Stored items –
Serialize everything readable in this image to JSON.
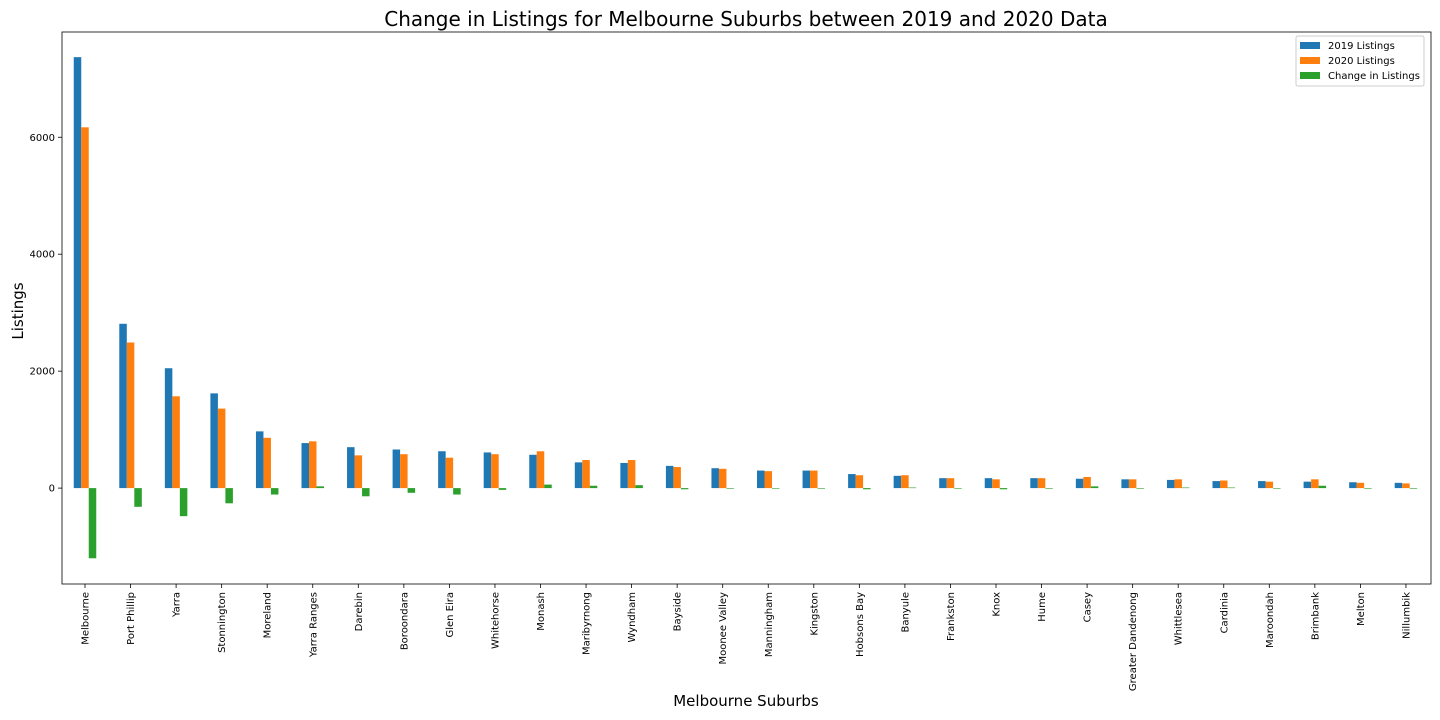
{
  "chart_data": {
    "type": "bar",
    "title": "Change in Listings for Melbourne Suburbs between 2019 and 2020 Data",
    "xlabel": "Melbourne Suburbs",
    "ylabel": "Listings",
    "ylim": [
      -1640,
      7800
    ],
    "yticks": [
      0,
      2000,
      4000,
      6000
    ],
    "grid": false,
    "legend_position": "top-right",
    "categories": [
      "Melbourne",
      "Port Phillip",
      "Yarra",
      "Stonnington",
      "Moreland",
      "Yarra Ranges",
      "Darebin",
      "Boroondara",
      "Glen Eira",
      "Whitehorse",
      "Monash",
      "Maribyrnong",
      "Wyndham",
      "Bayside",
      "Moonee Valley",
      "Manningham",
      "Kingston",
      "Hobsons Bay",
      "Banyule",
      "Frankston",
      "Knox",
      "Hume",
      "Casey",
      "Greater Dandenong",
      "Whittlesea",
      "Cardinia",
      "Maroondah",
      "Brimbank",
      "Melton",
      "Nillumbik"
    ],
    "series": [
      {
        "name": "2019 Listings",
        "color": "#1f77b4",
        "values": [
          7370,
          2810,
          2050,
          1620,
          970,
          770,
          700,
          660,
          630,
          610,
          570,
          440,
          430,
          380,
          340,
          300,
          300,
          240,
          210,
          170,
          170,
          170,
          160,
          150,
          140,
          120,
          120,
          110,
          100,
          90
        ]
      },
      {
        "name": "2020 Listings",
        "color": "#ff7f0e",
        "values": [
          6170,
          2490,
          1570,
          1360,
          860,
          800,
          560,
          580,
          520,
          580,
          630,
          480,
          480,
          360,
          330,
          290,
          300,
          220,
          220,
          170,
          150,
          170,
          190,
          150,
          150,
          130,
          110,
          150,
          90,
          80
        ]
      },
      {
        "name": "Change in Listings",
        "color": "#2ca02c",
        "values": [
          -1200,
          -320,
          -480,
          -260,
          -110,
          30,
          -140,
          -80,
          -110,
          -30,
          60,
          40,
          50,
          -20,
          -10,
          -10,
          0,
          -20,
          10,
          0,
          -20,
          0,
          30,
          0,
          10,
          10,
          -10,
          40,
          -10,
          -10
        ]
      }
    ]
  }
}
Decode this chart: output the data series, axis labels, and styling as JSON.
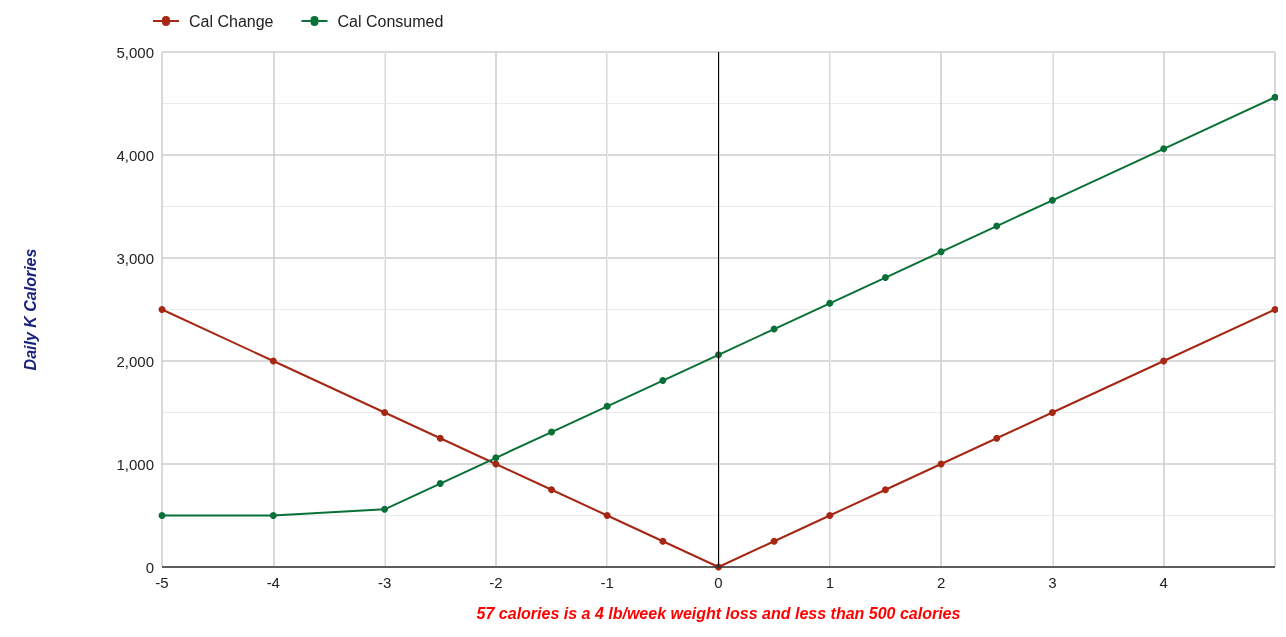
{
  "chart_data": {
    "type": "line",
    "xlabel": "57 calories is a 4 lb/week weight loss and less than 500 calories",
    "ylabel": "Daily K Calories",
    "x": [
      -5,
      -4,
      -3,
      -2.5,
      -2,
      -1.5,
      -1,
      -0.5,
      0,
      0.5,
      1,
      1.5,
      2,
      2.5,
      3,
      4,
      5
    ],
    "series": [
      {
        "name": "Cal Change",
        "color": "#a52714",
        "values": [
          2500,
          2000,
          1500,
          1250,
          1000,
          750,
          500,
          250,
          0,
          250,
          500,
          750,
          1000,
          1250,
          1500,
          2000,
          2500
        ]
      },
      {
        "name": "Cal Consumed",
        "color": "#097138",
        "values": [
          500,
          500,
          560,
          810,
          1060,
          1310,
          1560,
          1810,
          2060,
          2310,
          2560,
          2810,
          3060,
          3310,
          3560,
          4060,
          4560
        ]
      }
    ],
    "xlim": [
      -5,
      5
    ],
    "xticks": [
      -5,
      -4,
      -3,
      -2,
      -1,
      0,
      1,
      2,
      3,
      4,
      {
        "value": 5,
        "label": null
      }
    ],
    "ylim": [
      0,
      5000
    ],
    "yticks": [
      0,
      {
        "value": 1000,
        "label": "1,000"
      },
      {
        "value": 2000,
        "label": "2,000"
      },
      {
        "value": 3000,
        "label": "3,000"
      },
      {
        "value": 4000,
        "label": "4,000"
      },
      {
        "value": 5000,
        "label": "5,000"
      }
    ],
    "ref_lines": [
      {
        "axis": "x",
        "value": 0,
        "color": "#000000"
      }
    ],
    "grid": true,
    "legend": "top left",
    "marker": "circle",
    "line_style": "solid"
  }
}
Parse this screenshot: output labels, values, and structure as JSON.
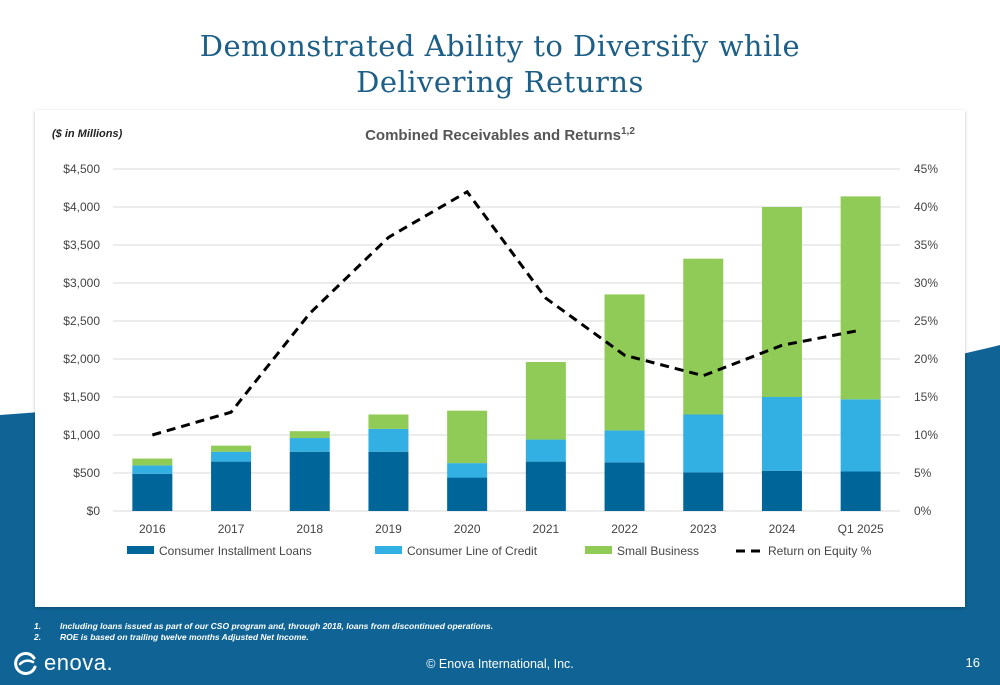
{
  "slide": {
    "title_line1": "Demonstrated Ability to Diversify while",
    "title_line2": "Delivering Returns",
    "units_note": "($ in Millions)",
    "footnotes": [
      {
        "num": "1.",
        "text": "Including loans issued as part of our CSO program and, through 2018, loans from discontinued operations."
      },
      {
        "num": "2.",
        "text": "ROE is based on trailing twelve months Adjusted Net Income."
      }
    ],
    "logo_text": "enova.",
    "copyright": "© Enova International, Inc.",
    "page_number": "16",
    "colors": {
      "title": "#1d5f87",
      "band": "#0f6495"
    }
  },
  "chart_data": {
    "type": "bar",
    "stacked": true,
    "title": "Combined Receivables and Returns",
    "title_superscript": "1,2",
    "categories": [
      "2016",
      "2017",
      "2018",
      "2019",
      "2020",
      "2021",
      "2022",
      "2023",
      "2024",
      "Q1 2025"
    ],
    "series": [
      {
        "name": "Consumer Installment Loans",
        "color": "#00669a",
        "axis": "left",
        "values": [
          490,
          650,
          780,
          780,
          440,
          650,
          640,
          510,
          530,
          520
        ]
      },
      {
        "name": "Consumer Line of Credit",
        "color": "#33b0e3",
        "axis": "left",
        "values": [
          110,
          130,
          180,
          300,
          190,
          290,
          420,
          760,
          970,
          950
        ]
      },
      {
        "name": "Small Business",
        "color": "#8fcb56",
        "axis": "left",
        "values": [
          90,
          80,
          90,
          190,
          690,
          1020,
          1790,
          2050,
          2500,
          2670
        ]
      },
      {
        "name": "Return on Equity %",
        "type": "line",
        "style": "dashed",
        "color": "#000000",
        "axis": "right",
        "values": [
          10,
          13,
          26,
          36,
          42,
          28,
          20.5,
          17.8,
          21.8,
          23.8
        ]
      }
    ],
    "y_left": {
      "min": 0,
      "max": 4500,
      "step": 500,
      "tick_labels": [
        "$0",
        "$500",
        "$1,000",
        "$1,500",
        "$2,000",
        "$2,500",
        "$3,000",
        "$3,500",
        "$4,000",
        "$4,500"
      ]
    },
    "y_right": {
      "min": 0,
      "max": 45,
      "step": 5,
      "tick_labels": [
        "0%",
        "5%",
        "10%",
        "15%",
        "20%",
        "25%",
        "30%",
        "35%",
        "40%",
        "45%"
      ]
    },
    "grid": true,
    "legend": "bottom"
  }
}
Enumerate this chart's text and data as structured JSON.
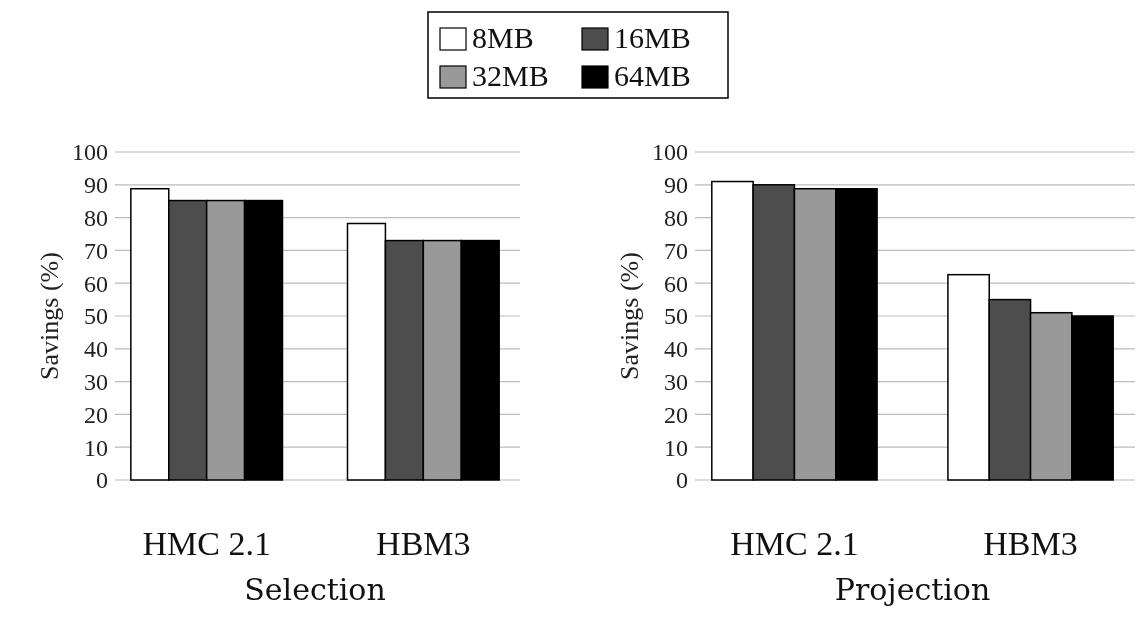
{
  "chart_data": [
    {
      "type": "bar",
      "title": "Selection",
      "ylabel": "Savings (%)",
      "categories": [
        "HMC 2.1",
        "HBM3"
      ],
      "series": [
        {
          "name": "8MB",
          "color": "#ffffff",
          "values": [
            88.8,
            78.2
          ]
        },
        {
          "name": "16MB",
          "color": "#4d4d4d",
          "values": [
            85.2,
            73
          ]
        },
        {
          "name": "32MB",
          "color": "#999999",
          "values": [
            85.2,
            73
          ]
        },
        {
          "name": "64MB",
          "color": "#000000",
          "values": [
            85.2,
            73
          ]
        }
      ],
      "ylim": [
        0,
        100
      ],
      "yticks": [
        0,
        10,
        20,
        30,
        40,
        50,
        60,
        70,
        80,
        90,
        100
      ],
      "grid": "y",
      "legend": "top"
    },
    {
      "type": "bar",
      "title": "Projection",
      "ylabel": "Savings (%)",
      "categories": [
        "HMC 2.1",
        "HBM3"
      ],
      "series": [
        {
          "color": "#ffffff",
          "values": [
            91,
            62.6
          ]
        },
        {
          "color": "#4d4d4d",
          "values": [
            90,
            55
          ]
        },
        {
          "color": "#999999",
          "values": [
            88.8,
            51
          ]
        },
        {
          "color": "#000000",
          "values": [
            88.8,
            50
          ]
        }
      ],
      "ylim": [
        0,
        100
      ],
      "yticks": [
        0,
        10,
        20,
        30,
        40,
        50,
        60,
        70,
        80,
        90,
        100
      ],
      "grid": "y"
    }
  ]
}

TASK REQUIREMENTS –
In the data above, how many lines contain the string "JSON"? Answer with the number only.

RESPONSE –
4